Read the data and repeat all of it exactly.
* BEGIN *
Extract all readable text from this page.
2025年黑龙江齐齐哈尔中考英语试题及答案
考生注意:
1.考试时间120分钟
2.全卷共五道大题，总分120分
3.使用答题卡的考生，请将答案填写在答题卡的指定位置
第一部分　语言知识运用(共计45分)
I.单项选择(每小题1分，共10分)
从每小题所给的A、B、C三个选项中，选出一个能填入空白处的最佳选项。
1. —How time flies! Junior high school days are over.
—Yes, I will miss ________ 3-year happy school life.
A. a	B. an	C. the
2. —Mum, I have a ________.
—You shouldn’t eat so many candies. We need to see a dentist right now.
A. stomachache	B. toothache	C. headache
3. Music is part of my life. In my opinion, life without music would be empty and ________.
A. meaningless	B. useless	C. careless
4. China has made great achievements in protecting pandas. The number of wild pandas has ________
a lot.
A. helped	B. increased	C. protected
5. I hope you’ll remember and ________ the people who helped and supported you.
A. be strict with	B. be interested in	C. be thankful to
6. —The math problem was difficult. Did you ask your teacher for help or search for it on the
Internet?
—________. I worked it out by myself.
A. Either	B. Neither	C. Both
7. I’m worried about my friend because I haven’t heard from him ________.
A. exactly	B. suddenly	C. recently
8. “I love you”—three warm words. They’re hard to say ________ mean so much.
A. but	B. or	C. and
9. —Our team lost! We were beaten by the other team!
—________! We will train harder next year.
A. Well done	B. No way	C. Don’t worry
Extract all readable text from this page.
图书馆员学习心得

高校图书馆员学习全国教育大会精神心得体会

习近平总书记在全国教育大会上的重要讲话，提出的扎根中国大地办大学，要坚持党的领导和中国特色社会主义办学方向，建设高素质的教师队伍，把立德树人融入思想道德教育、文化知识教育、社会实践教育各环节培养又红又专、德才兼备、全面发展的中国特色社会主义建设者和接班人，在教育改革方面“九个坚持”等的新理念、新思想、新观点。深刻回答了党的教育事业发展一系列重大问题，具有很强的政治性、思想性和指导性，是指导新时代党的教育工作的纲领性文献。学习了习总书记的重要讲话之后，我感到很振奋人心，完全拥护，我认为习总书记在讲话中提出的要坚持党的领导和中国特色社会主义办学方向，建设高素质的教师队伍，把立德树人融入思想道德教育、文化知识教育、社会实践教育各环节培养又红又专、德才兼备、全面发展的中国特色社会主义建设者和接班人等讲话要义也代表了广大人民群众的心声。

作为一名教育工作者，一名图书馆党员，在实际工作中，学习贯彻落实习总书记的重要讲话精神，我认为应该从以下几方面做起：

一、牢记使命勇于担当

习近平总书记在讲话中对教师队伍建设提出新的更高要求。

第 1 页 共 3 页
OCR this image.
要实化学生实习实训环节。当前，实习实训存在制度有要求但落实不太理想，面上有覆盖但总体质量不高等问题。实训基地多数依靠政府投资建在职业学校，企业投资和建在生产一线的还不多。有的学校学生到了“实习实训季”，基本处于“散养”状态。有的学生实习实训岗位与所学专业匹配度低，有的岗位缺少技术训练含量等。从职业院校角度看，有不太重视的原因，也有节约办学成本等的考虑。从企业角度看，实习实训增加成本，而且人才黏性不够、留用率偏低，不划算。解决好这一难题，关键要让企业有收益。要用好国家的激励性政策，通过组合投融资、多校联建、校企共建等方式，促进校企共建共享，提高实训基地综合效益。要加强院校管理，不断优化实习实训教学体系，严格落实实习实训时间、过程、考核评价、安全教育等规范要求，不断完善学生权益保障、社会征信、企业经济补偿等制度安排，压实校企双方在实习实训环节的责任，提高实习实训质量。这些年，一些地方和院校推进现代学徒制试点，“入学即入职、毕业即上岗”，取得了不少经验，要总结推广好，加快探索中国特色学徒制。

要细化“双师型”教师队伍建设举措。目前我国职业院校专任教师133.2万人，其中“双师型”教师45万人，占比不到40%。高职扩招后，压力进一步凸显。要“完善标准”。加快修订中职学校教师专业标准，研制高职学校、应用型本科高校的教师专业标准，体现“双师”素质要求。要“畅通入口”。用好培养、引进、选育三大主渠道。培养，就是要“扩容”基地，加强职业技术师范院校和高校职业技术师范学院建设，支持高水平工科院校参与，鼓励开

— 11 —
* END *
Result of the task:
Extract all readable text from this page.
2025年黑龙江齐齐哈尔中考英语试题及答案
考生注意:
1.考试时间120分钟
2.全卷共五道大题，总分120分
3.使用答题卡的考生，请将答案填写在答题卡的指定位置
第一部分　语言知识运用(共计45分)
I.单项选择(每小题1分，共10分)
从每小题所给的A、B、C三个选项中，选出一个能填入空白处的最佳选项。
1. —How time flies! Junior high school days are over.
—Yes, I will miss ________ 3-year happy school life.
A. a	B. an	C. the
2. —Mum, I have a ________.
—You shouldn’t eat so many candies. We need to see a dentist right now.
A. stomachache	B. toothache	C. headache
3. Music is part of my life. In my opinion, life without music would be empty and ________.
A. meaningless	B. useless	C. careless
4. China has made great achievements in protecting pandas. The number of wild pandas has ________
a lot.
A. helped	B. increased	C. protected
5. I hope you’ll remember and ________ the people who helped and supported you.
A. be strict with	B. be interested in	C. be thankful to
6. —The math problem was difficult. Did you ask your teacher for help or search for it on the
Internet?
—________. I worked it out by myself.
A. Either	B. Neither	C. Both
7. I’m worried about my friend because I haven’t heard from him ________.
A. exactly	B. suddenly	C. recently
8. “I love you”—three warm words. They’re hard to say ________ mean so much.
A. but	B. or	C. and
9. —Our team lost! We were beaten by the other team!
—________! We will train harder next year.
A. Well done	B. No way	C. Don’t worry
Extract all readable text from this page.
图书馆员学习心得

高校图书馆员学习全国教育大会精神心得体会

习近平总书记在全国教育大会上的重要讲话，提出的扎根中国大地办大学，要坚持党的领导和中国特色社会主义办学方向，建设高素质的教师队伍，把立德树人融入思想道德教育、文化知识教育、社会实践教育各环节培养又红又专、德才兼备、全面发展的中国特色社会主义建设者和接班人，在教育改革方面“九个坚持”等的新理念、新思想、新观点。深刻回答了党的教育事业发展一系列重大问题，具有很强的政治性、思想性和指导性，是指导新时代党的教育工作的纲领性文献。学习了习总书记的重要讲话之后，我感到很振奋人心，完全拥护，我认为习总书记在讲话中提出的要坚持党的领导和中国特色社会主义办学方向，建设高素质的教师队伍，把立德树人融入思想道德教育、文化知识教育、社会实践教育各环节培养又红又专、德才兼备、全面发展的中国特色社会主义建设者和接班人等讲话要义也代表了广大人民群众的心声。

作为一名教育工作者，一名图书馆党员，在实际工作中，学习贯彻落实习总书记的重要讲话精神，我认为应该从以下几方面做起：

一、牢记使命勇于担当

习近平总书记在讲话中对教师队伍建设提出新的更高要求。

第 1 页 共 3 页
OCR this image.
要实化学生实习实训环节。当前，实习实训存在制度有要求但落实不太理想，面上有覆盖但总体质量不高等问题。实训基地多数依靠政府投资建在职业学校，企业投资和建在生产一线的还不多。有的学校学生到了“实习实训季”，基本处于“散养”状态。有的学生实习实训岗位与所学专业匹配度低，有的岗位缺少技术训练含量等。从职业院校角度看，有不太重视的原因，也有节约办学成本等的考虑。从企业角度看，实习实训增加成本，而且人才黏性不够、留用率偏低，不划算。解决好这一难题，关键要让企业有收益。要用好国家的激励性政策，通过组合投融资、多校联建、校企共建等方式，促进校企共建共享，提高实训基地综合效益。要加强院校管理，不断优化实习实训教学体系，严格落实实习实训时间、过程、考核评价、安全教育等规范要求，不断完善学生权益保障、社会征信、企业经济补偿等制度安排，压实校企双方在实习实训环节的责任，提高实习实训质量。这些年，一些地方和院校推进现代学徒制试点，“入学即入职、毕业即上岗”，取得了不少经验，要总结推广好，加快探索中国特色学徒制。

要细化“双师型”教师队伍建设举措。目前我国职业院校专任教师133.2万人，其中“双师型”教师45万人，占比不到40%。高职扩招后，压力进一步凸显。要“完善标准”。加快修订中职学校教师专业标准，研制高职学校、应用型本科高校的教师专业标准，体现“双师”素质要求。要“畅通入口”。用好培养、引进、选育三大主渠道。培养，就是要“扩容”基地，加强职业技术师范院校和高校职业技术师范学院建设，支持高水平工科院校参与，鼓励开

— 11 —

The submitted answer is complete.